**WRITTEN PROBLEM:** Nothing in the data should change when you return it, but leave the pictures out.
--- Start ITEMS ---
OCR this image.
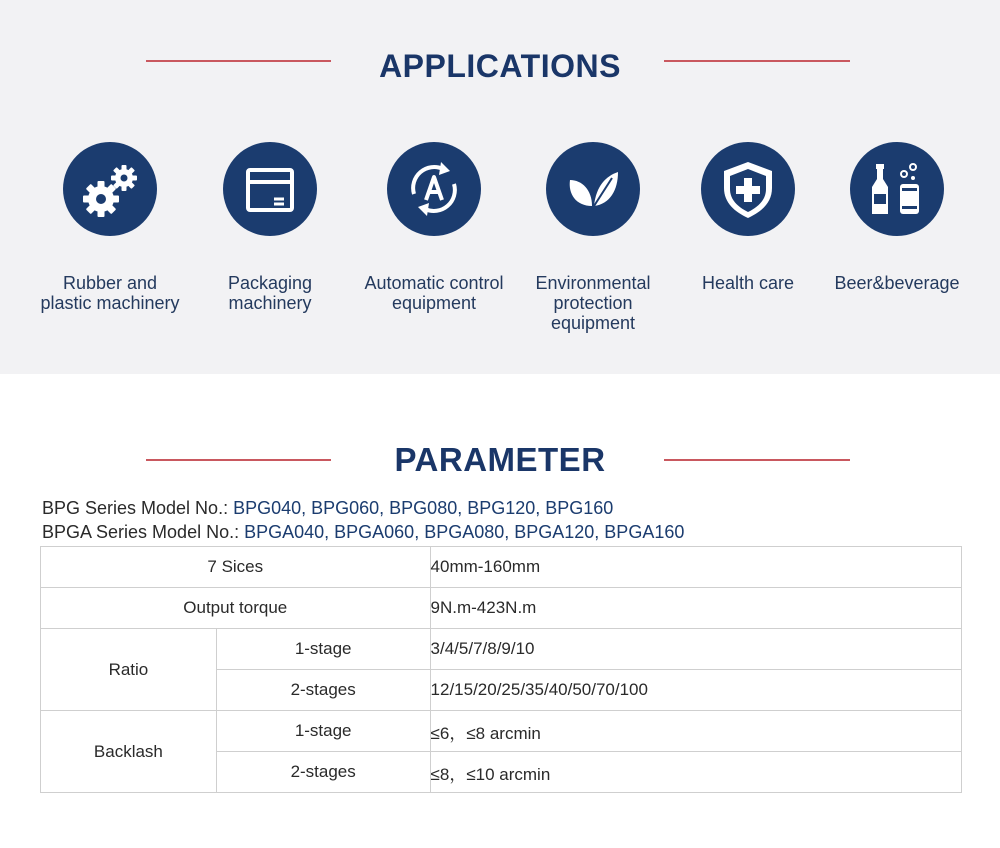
APPLICATIONS
Rubber and
plastic machinery
Packaging
machinery
Automatic control
equipment
Environmental
protection
equipment
Health care	Beer&beverage
PARAMETER
BPG Series Model No.: BPG040, BPG060, BPG080, BPG120, BPG160
BPGA Series Model No.: BPGA040, BPGA060, BPGA080, BPGA120, BPGA160
7 Sices		40mm-160mm
Output torque		9N.m-423N.m
Ratio	1-stage	3/4/5/7/8/9/10
	2-stages	12/15/20/25/35/40/50/70/100
Backlash	1-stage	≤6，≤8 arcmin
	2-stages	≤8，≤10 arcmin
--- End ITEMS ---
**REPLY TO THE EXERCISE:**
OCR this image.
APPLICATIONS
Rubber and
plastic machinery
Packaging
machinery
Automatic control
equipment
Environmental
protection
equipment
Health care	Beer&beverage
PARAMETER
BPG Series Model No.: BPG040, BPG060, BPG080, BPG120, BPG160
BPGA Series Model No.: BPGA040, BPGA060, BPGA080, BPGA120, BPGA160
7 Sices		40mm-160mm
Output torque		9N.m-423N.m
Ratio	1-stage	3/4/5/7/8/9/10
	2-stages	12/15/20/25/35/40/50/70/100
Backlash	1-stage	≤6，≤8 arcmin
	2-stages	≤8，≤10 arcmin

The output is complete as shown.